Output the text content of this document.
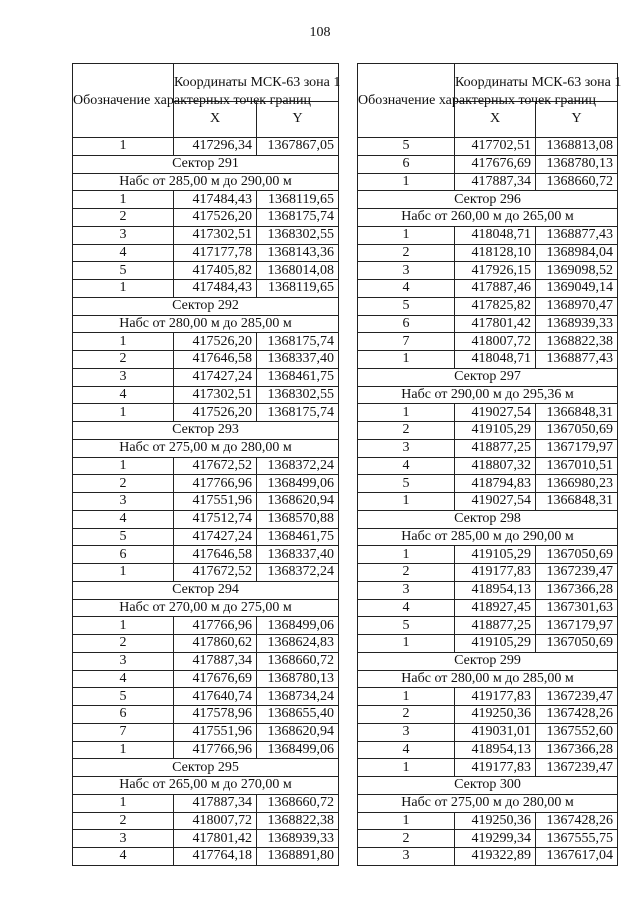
108
Обозначение характерных точек границ	Координаты МСК-63 зона 1	
	X	Y
1	417296,34	1367867,05
Сектор 291		
Набс от 285,00 м до 290,00 м		
1	417484,43	1368119,65
2	417526,20	1368175,74
3	417302,51	1368302,55
4	417177,78	1368143,36
5	417405,82	1368014,08
1	417484,43	1368119,65
Сектор 292		
Набс от 280,00 м до 285,00 м		
1	417526,20	1368175,74
2	417646,58	1368337,40
3	417427,24	1368461,75
4	417302,51	1368302,55
1	417526,20	1368175,74
Сектор 293		
Набс от 275,00 м до 280,00 м		
1	417672,52	1368372,24
2	417766,96	1368499,06
3	417551,96	1368620,94
4	417512,74	1368570,88
5	417427,24	1368461,75
6	417646,58	1368337,40
1	417672,52	1368372,24
Сектор 294		
Набс от 270,00 м до 275,00 м		
1	417766,96	1368499,06
2	417860,62	1368624,83
3	417887,34	1368660,72
4	417676,69	1368780,13
5	417640,74	1368734,24
6	417578,96	1368655,40
7	417551,96	1368620,94
1	417766,96	1368499,06
Сектор 295		
Набс от 265,00 м до 270,00 м		
1	417887,34	1368660,72
2	418007,72	1368822,38
3	417801,42	1368939,33
4	417764,18	1368891,80
Обозначение характерных точек границ	Координаты МСК-63 зона 1	
	X	Y
5	417702,51	1368813,08
6	417676,69	1368780,13
1	417887,34	1368660,72
Сектор 296		
Набс от 260,00 м до 265,00 м		
1	418048,71	1368877,43
2	418128,10	1368984,04
3	417926,15	1369098,52
4	417887,46	1369049,14
5	417825,82	1368970,47
6	417801,42	1368939,33
7	418007,72	1368822,38
1	418048,71	1368877,43
Сектор 297		
Набс от 290,00 м до 295,36 м		
1	419027,54	1366848,31
2	419105,29	1367050,69
3	418877,25	1367179,97
4	418807,32	1367010,51
5	418794,83	1366980,23
1	419027,54	1366848,31
Сектор 298		
Набс от 285,00 м до 290,00 м		
1	419105,29	1367050,69
2	419177,83	1367239,47
3	418954,13	1367366,28
4	418927,45	1367301,63
5	418877,25	1367179,97
1	419105,29	1367050,69
Сектор 299		
Набс от 280,00 м до 285,00 м		
1	419177,83	1367239,47
2	419250,36	1367428,26
3	419031,01	1367552,60
4	418954,13	1367366,28
1	419177,83	1367239,47
Сектор 300		
Набс от 275,00 м до 280,00 м		
1	419250,36	1367428,26
2	419299,34	1367555,75
3	419322,89	1367617,04
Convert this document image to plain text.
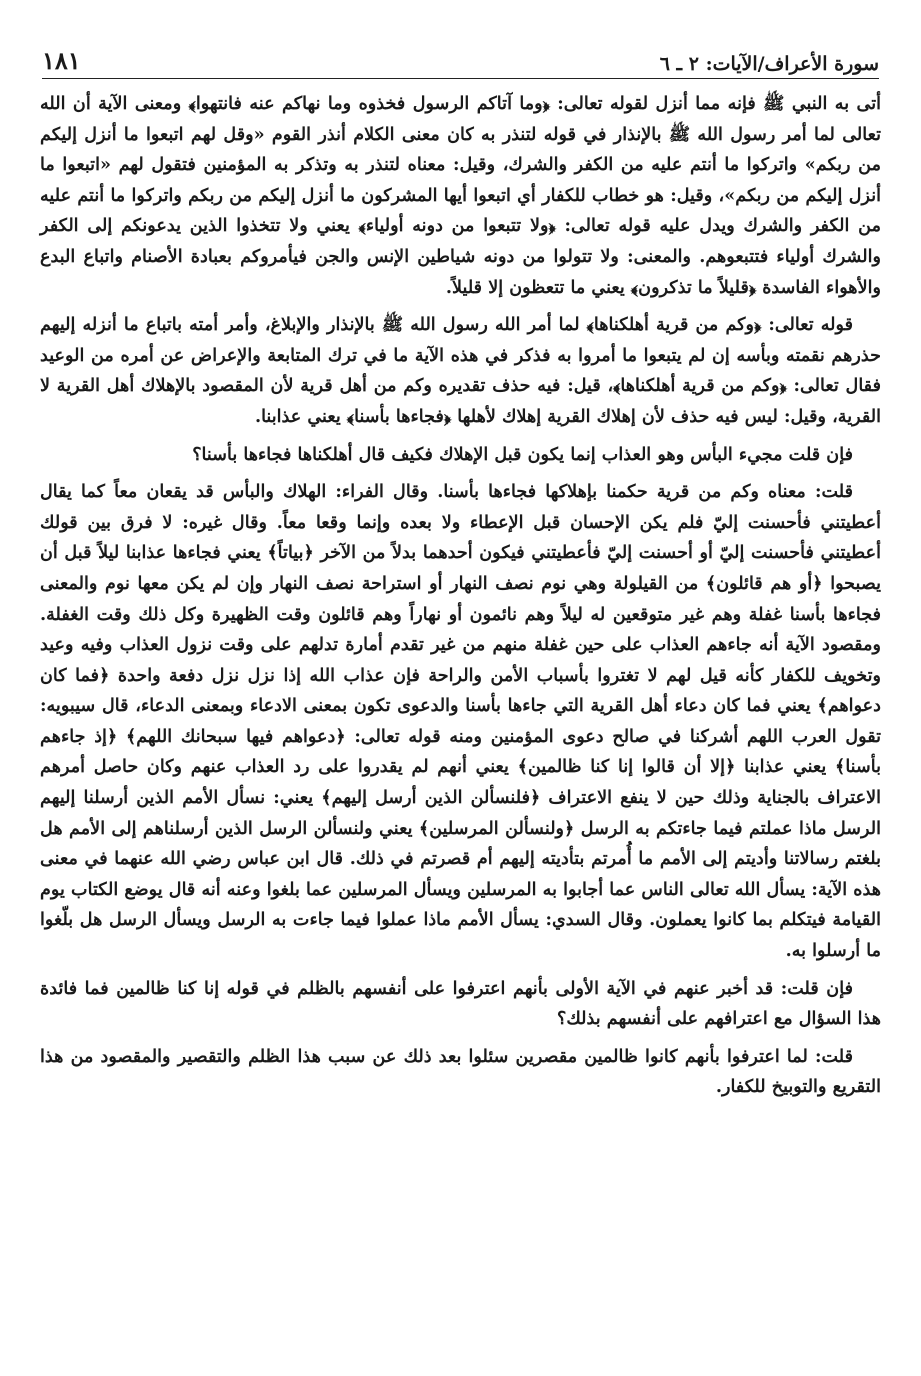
سورة الأعراف/الآيات: ٢ ـ ٦
١٨١

أتى به النبي ﷺ فإنه مما أنزل لقوله تعالى: ﴿وما آتاكم الرسول فخذوه وما نهاكم عنه فانتهوا﴾ ومعنى الآية أن الله تعالى لما أمر رسول الله ﷺ بالإنذار في قوله لتنذر به كان معنى الكلام أنذر القوم «وقل لهم اتبعوا ما أنزل إليكم من ربكم» واتركوا ما أنتم عليه من الكفر والشرك، وقيل: معناه لتنذر به وتذكر به المؤمنين فتقول لهم «اتبعوا ما أنزل إليكم من ربكم»، وقيل: هو خطاب للكفار أي اتبعوا أيها المشركون ما أنزل إليكم من ربكم واتركوا ما أنتم عليه من الكفر والشرك ويدل عليه قوله تعالى: ﴿ولا تتبعوا من دونه أولياء﴾ يعني ولا تتخذوا الذين يدعونكم إلى الكفر والشرك أولياء فتتبعوهم. والمعنى: ولا تتولوا من دونه شياطين الإنس والجن فيأمروكم بعبادة الأصنام واتباع البدع والأهواء الفاسدة ﴿قليلاً ما تذكرون﴾ يعني ما تتعظون إلا قليلاً.

قوله تعالى: ﴿وكم من قرية أهلكناها﴾ لما أمر الله رسول الله ﷺ بالإنذار والإبلاغ، وأمر أمته باتباع ما أنزله إليهم حذرهم نقمته وبأسه إن لم يتبعوا ما أمروا به فذكر في هذه الآية ما في ترك المتابعة والإعراض عن أمره من الوعيد فقال تعالى: ﴿وكم من قرية أهلكناها﴾، قيل: فيه حذف تقديره وكم من أهل قرية لأن المقصود بالإهلاك أهل القرية لا القرية، وقيل: ليس فيه حذف لأن إهلاك القرية إهلاك لأهلها ﴿فجاءها بأسنا﴾ يعني عذابنا.

فإن قلت مجيء البأس وهو العذاب إنما يكون قبل الإهلاك فكيف قال أهلكناها فجاءها بأسنا؟

قلت: معناه وكم من قرية حكمنا بإهلاكها فجاءها بأسنا. وقال الفراء: الهلاك والبأس قد يقعان معاً كما يقال أعطيتني فأحسنت إليّ فلم يكن الإحسان قبل الإعطاء ولا بعده وإنما وقعا معاً. وقال غيره: لا فرق بين قولك أعطيتني فأحسنت إليّ أو أحسنت إليّ فأعطيتني فيكون أحدهما بدلاً من الآخر ﴿بياتاً﴾ يعني فجاءها عذابنا ليلاً قبل أن يصبحوا ﴿أو هم قائلون﴾ من القيلولة وهي نوم نصف النهار أو استراحة نصف النهار وإن لم يكن معها نوم والمعنى فجاءها بأسنا غفلة وهم غير متوقعين له ليلاً وهم نائمون أو نهاراً وهم قائلون وقت الظهيرة وكل ذلك وقت الغفلة. ومقصود الآية أنه جاءهم العذاب على حين غفلة منهم من غير تقدم أمارة تدلهم على وقت نزول العذاب وفيه وعيد وتخويف للكفار كأنه قيل لهم لا تغتروا بأسباب الأمن والراحة فإن عذاب الله إذا نزل نزل دفعة واحدة ﴿فما كان دعواهم﴾ يعني فما كان دعاء أهل القرية التي جاءها بأسنا والدعوى تكون بمعنى الادعاء وبمعنى الدعاء، قال سيبويه: تقول العرب اللهم أشركنا في صالح دعوى المؤمنين ومنه قوله تعالى: ﴿دعواهم فيها سبحانك اللهم﴾ ﴿إذ جاءهم بأسنا﴾ يعني عذابنا ﴿إلا أن قالوا إنا كنا ظالمين﴾ يعني أنهم لم يقدروا على رد العذاب عنهم وكان حاصل أمرهم الاعتراف بالجناية وذلك حين لا ينفع الاعتراف ﴿فلنسألن الذين أرسل إليهم﴾ يعني: نسأل الأمم الذين أرسلنا إليهم الرسل ماذا عملتم فيما جاءتكم به الرسل ﴿ولنسألن المرسلين﴾ يعني ولنسألن الرسل الذين أرسلناهم إلى الأمم هل بلغتم رسالاتنا وأديتم إلى الأمم ما أُمرتم بتأديته إليهم أم قصرتم في ذلك. قال ابن عباس رضي الله عنهما في معنى هذه الآية: يسأل الله تعالى الناس عما أجابوا به المرسلين ويسأل المرسلين عما بلغوا وعنه أنه قال يوضع الكتاب يوم القيامة فيتكلم بما كانوا يعملون. وقال السدي: يسأل الأمم ماذا عملوا فيما جاءت به الرسل ويسأل الرسل هل بلّغوا ما أرسلوا به.

فإن قلت: قد أخبر عنهم في الآية الأولى بأنهم اعترفوا على أنفسهم بالظلم في قوله إنا كنا ظالمين فما فائدة هذا السؤال مع اعترافهم على أنفسهم بذلك؟

قلت: لما اعترفوا بأنهم كانوا ظالمين مقصرين سئلوا بعد ذلك عن سبب هذا الظلم والتقصير والمقصود من هذا التقريع والتوبيخ للكفار.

# TASK DETAILS
Pick out each line above that includes "القرية" and show it.

# EXERCISE RESPONSE
قوله تعالى: ﴿وكم من قرية أهلكناها﴾ لما أمر الله رسول الله ﷺ بالإنذار والإبلاغ، وأمر أمته باتباع ما أنزله إليهم حذرهم نقمته وبأسه إن لم يتبعوا ما أمروا به فذكر في هذه الآية ما في ترك المتابعة والإعراض عن أمره من الوعيد فقال تعالى: ﴿وكم من قرية أهلكناها﴾، قيل: فيه حذف تقديره وكم من أهل قرية لأن المقصود بالإهلاك أهل القرية لا القرية، وقيل: ليس فيه حذف لأن إهلاك القرية إهلاك لأهلها ﴿فجاءها بأسنا﴾ يعني عذابنا.
قلت: معناه وكم من قرية حكمنا بإهلاكها فجاءها بأسنا. وقال الفراء: الهلاك والبأس قد يقعان معاً كما يقال أعطيتني فأحسنت إليّ فلم يكن الإحسان قبل الإعطاء ولا بعده وإنما وقعا معاً. وقال غيره: لا فرق بين قولك أعطيتني فأحسنت إليّ أو أحسنت إليّ فأعطيتني فيكون أحدهما بدلاً من الآخر ﴿بياتاً﴾ يعني فجاءها عذابنا ليلاً قبل أن يصبحوا ﴿أو هم قائلون﴾ من القيلولة وهي نوم نصف النهار أو استراحة نصف النهار وإن لم يكن معها نوم والمعنى فجاءها بأسنا غفلة وهم غير متوقعين له ليلاً وهم نائمون أو نهاراً وهم قائلون وقت الظهيرة وكل ذلك وقت الغفلة. ومقصود الآية أنه جاءهم العذاب على حين غفلة منهم من غير تقدم أمارة تدلهم على وقت نزول العذاب وفيه وعيد وتخويف للكفار كأنه قيل لهم لا تغتروا بأسباب الأمن والراحة فإن عذاب الله إذا نزل نزل دفعة واحدة ﴿فما كان دعواهم﴾ يعني فما كان دعاء أهل القرية التي جاءها بأسنا والدعوى تكون بمعنى الادعاء وبمعنى الدعاء، قال سيبويه: تقول العرب اللهم أشركنا في صالح دعوى المؤمنين ومنه قوله تعالى: ﴿دعواهم فيها سبحانك اللهم﴾ ﴿إذ جاءهم بأسنا﴾ يعني عذابنا ﴿إلا أن قالوا إنا كنا ظالمين﴾ يعني أنهم لم يقدروا على رد العذاب عنهم وكان حاصل أمرهم الاعتراف بالجناية وذلك حين لا ينفع الاعتراف ﴿فلنسألن الذين أرسل إليهم﴾ يعني: نسأل الأمم الذين أرسلنا إليهم الرسل ماذا عملتم فيما جاءتكم به الرسل ﴿ولنسألن المرسلين﴾ يعني ولنسألن الرسل الذين أرسلناهم إلى الأمم هل بلغتم رسالاتنا وأديتم إلى الأمم ما أُمرتم بتأديته إليهم أم قصرتم في ذلك. قال ابن عباس رضي الله عنهما في معنى هذه الآية: يسأل الله تعالى الناس عما أجابوا به المرسلين ويسأل المرسلين عما بلغوا وعنه أنه قال يوضع الكتاب يوم القيامة فيتكلم بما كانوا يعملون. وقال السدي: يسأل الأمم ماذا عملوا فيما جاءت به الرسل ويسأل الرسل هل بلّغوا ما أرسلوا به.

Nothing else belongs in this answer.